Work to do: In the material below, copy out word for word every line from the one containing "enumerate the UI" through the one containing "category-cell: Multimedia: [0, 1351, 218, 1423]", both included. Leave out the pictures.

Excerpted data:
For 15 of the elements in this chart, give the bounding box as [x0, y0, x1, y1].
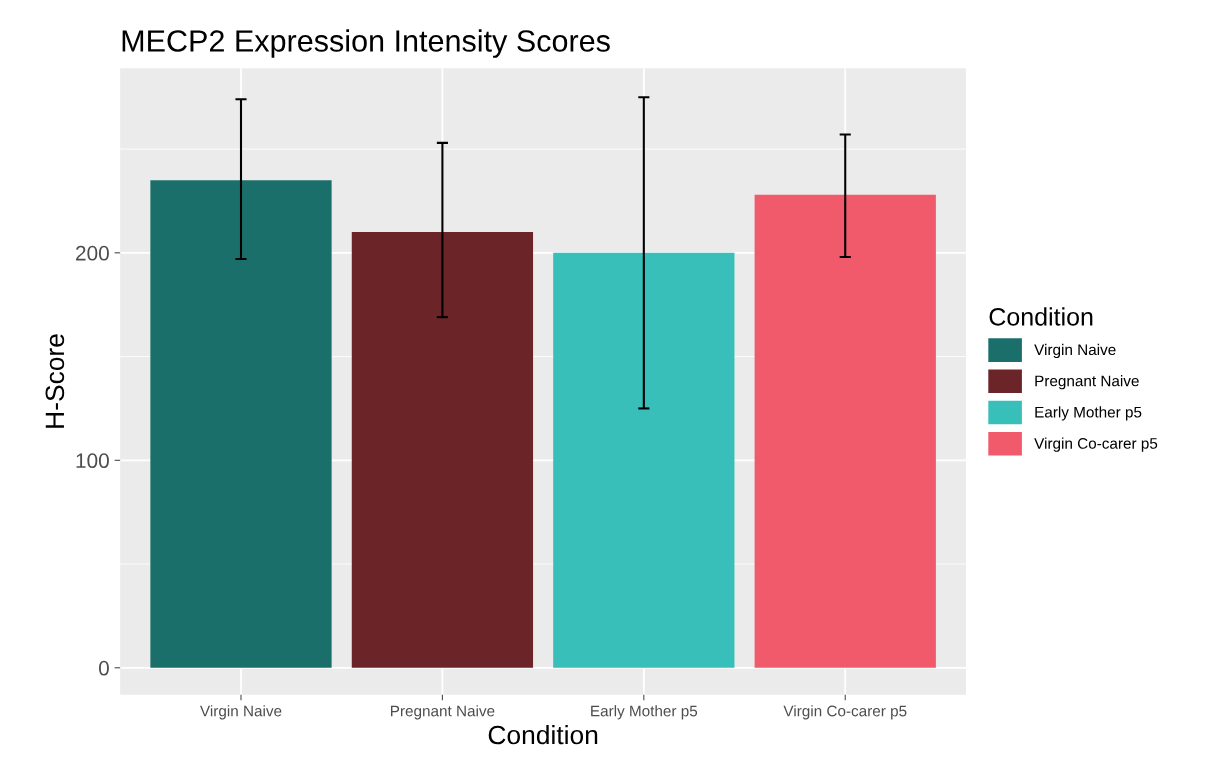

--

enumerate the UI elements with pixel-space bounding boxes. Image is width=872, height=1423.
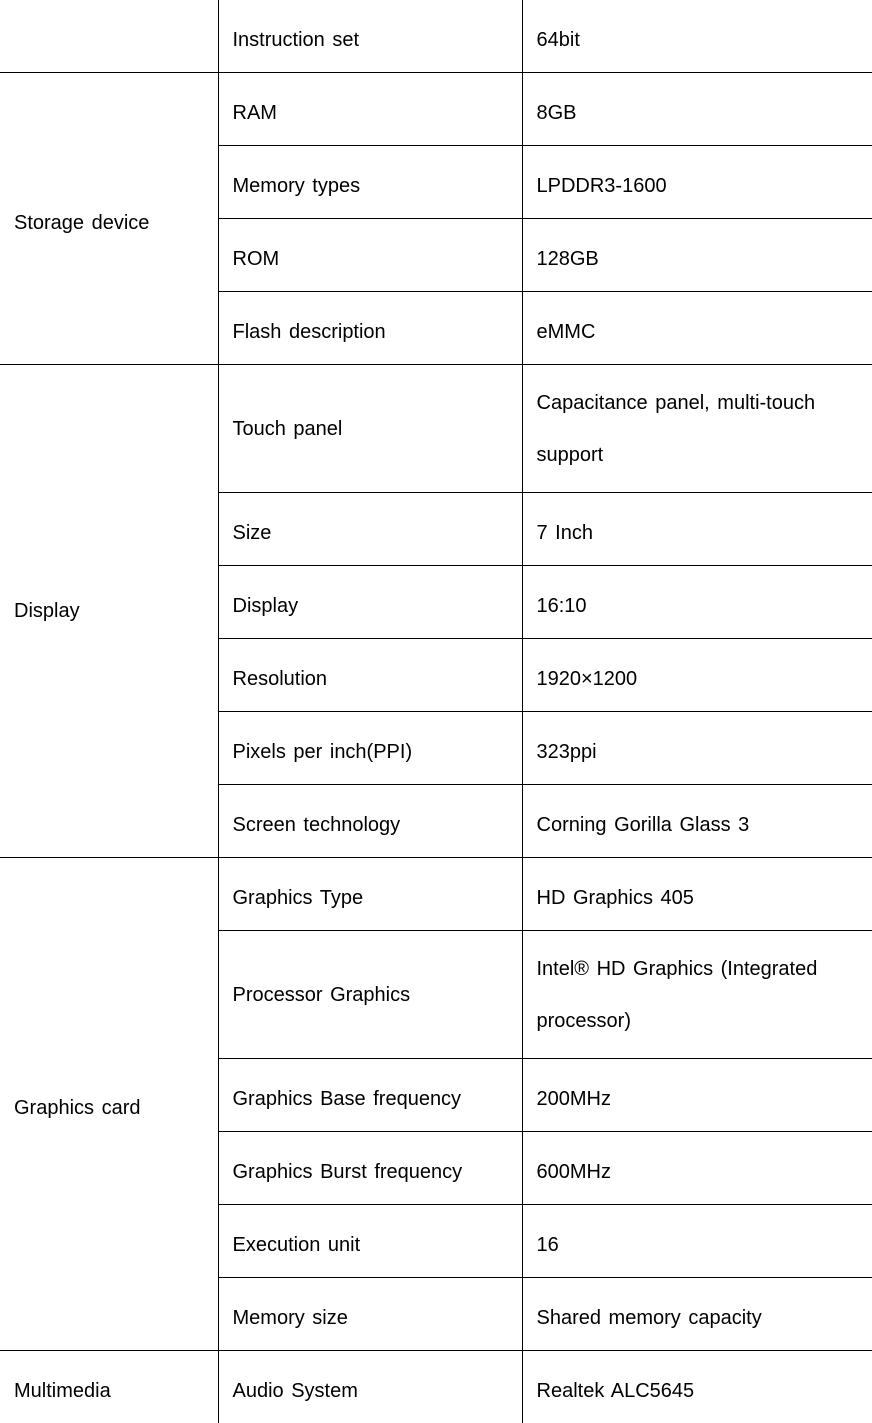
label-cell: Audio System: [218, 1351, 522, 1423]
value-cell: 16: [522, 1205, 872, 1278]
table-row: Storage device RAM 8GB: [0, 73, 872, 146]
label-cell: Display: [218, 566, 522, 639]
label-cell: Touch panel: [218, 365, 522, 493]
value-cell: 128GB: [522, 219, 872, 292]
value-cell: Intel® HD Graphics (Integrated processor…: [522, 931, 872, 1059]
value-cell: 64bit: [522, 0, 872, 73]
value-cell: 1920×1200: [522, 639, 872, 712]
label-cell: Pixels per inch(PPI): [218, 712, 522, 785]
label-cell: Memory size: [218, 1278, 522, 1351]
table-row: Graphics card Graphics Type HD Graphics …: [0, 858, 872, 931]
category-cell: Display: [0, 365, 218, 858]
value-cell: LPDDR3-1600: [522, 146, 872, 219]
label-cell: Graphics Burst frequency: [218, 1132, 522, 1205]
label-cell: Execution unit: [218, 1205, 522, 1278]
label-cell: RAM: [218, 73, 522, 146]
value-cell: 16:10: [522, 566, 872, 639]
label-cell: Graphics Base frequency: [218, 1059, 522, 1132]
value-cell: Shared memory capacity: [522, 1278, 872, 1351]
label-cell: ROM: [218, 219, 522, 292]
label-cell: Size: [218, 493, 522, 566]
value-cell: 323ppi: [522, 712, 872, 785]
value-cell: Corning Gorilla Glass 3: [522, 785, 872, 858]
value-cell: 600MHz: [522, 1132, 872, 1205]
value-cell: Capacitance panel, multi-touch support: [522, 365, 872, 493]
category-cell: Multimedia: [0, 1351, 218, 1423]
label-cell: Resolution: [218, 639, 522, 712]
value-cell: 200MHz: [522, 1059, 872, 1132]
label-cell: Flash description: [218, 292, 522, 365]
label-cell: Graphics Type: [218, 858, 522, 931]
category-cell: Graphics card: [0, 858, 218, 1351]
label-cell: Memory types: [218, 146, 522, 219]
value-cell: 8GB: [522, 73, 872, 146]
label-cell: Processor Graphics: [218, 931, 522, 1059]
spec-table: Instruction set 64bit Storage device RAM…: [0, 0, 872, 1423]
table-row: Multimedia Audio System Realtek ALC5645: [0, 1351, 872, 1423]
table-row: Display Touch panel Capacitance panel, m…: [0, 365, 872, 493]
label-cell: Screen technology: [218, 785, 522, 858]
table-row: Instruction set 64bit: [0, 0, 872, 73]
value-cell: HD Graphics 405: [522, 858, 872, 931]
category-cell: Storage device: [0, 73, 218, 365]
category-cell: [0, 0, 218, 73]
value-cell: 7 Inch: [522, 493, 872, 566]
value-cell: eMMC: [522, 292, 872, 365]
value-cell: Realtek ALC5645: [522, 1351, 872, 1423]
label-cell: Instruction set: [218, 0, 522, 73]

Output for this exercise:
enumerate the UI elements with pixel-space bounding boxes. Image is width=872, height=1423.
label-cell: Audio System: [218, 1351, 522, 1423]
value-cell: 16: [522, 1205, 872, 1278]
table-row: Storage device RAM 8GB: [0, 73, 872, 146]
label-cell: Display: [218, 566, 522, 639]
label-cell: Touch panel: [218, 365, 522, 493]
value-cell: 128GB: [522, 219, 872, 292]
value-cell: Intel® HD Graphics (Integrated processor…: [522, 931, 872, 1059]
value-cell: 64bit: [522, 0, 872, 73]
value-cell: 1920×1200: [522, 639, 872, 712]
label-cell: Pixels per inch(PPI): [218, 712, 522, 785]
label-cell: Memory size: [218, 1278, 522, 1351]
table-row: Graphics card Graphics Type HD Graphics …: [0, 858, 872, 931]
category-cell: Display: [0, 365, 218, 858]
value-cell: LPDDR3-1600: [522, 146, 872, 219]
label-cell: Graphics Burst frequency: [218, 1132, 522, 1205]
label-cell: Execution unit: [218, 1205, 522, 1278]
label-cell: RAM: [218, 73, 522, 146]
value-cell: 16:10: [522, 566, 872, 639]
label-cell: Graphics Base frequency: [218, 1059, 522, 1132]
value-cell: Shared memory capacity: [522, 1278, 872, 1351]
label-cell: ROM: [218, 219, 522, 292]
label-cell: Size: [218, 493, 522, 566]
value-cell: 323ppi: [522, 712, 872, 785]
value-cell: Corning Gorilla Glass 3: [522, 785, 872, 858]
value-cell: 600MHz: [522, 1132, 872, 1205]
value-cell: Capacitance panel, multi-touch support: [522, 365, 872, 493]
category-cell: Multimedia: [0, 1351, 218, 1423]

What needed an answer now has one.